Data from the Danish Tax Agency reveals that over 90% of crypto traders did not report their gains or losses. Many have opted to use foreign exchanges to bypass Denmark’s reporting regulations. These insights are from a study by Hjalte Fejerskov Boas and Mona Barake, published by the EU Tax Observatory. The researchers analyzed trading data from Denmark’s three regulated crypto exchanges, tax filings, and cross-border bank transfer records. They discovered that more than 90% of Danish investors who sold digital assets in 2021 failed to declare any crypto income on their tax returns. Despite Denmark’s 2019 requirement for domestic exchanges to automatically provide transaction data to tax authorities, this high level of noncompliance remained the same.

=======

**Task set**
**1)** Edit the passage on Danish crypto tax reporting: begin at the words "Data from the" and stop after "remained the same.", replacing "foreign exchanges" with "offshore platforms".
**2)** Based on the passage about Danish crypto tax reporting, mark each statement yes or no and quote the words that decide it: (a) The study was published by the EU Tax Observatory. (b) The researchers analyzed trading data from five regulated crypto exchanges in Denmark. (c) Noncompliance dropped after Denmark's 2019 requirement for domestic exchanges to share transaction data.
**3)** Extend the passage on Danish crypto tax reporting, continuing from its final sentence.

(Document layout analysis records)
=======

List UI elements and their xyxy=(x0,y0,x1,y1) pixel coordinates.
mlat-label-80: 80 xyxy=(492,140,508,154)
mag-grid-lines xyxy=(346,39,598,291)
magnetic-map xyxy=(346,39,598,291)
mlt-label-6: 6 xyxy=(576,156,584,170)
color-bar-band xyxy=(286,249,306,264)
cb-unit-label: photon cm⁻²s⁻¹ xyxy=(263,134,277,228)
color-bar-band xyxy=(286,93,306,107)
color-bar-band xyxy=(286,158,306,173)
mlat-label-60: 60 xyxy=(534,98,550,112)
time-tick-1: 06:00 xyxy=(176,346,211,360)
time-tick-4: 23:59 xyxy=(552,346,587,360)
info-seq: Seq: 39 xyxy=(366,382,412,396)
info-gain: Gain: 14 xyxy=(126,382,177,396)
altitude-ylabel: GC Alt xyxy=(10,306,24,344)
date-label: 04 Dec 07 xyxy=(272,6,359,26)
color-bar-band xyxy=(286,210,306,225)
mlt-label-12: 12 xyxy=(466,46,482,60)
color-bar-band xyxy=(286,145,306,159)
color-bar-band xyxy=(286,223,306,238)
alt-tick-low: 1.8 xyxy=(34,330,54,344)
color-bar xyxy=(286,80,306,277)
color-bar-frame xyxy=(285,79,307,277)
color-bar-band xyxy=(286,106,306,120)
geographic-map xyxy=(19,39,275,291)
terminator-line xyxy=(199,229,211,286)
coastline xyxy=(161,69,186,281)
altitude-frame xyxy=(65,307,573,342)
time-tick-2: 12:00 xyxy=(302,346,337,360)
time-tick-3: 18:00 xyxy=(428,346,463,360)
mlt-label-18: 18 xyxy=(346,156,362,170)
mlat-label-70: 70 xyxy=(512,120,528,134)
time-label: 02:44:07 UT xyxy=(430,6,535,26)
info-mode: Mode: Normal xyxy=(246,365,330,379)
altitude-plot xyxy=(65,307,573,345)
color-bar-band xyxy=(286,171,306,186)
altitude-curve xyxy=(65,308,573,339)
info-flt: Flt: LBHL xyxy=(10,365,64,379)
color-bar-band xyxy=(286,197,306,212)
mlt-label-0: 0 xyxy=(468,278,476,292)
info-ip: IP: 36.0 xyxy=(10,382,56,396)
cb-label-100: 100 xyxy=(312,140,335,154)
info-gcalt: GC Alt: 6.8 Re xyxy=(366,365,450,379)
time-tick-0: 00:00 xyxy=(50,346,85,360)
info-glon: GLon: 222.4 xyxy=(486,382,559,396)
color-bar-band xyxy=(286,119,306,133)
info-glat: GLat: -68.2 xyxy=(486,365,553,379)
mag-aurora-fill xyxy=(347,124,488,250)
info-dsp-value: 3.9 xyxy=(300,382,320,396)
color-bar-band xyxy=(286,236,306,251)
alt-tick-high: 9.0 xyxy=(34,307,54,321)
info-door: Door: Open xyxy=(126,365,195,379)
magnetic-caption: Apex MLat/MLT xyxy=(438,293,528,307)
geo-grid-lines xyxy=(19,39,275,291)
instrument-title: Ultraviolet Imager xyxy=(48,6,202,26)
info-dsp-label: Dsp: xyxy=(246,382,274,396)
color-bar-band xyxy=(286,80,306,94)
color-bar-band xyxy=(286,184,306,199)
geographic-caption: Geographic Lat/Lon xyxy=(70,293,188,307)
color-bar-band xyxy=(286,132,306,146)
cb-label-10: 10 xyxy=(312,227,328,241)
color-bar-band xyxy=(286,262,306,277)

=======

**Answers for the exercise**
**1)**
Data from the Danish Tax Agency reveals that over 90% of crypto traders did not report their gains or losses. Many have opted to use offshore platforms to bypass Denmark’s reporting regulations. These insights are from a study by Hjalte Fejerskov Boas and Mona Barake, published by the EU Tax Observatory. The researchers analyzed trading data from Denmark’s three regulated crypto exchanges, tax filings, and cross-border bank transfer records. They discovered that more than 90% of Danish investors who sold digital assets in 2021 failed to declare any crypto income on their tax returns. Despite Denmark’s 2019 requirement for domestic exchanges to automatically provide transaction data to tax authorities, this high level of noncompliance remained the same.

**2)**
(a) Yes: "published by the EU Tax Observatory"
(b) No: "Denmark’s three regulated crypto exchanges"
(c) No: "this high level of noncompliance remained the same"

**3)**
The study found widespread nonreporting across all wealth levels, ranging from 95% among lower-income investors to 86% among the wealthiest, indicating that crypto tax evasion is not just a concern for the very rich. Rather than adhering to the regulations, many Danish traders have moved their activities offshore. Bank transfer records show a significant shift from domestic to foreign exchanges following the implementation of the reporting rule. Denmark’s findings are consistent with trends in other countries. A recent Norwegian study estimated that about 88% of crypto traders did not report gains in 2023, while US IRS data suggests less than 1% of American taxpayers reported crypto profits in 2020. Experts point to the anonymity provided by blockchain technology and the easy access to unregulated international exchanges as reasons for widespread underreporting.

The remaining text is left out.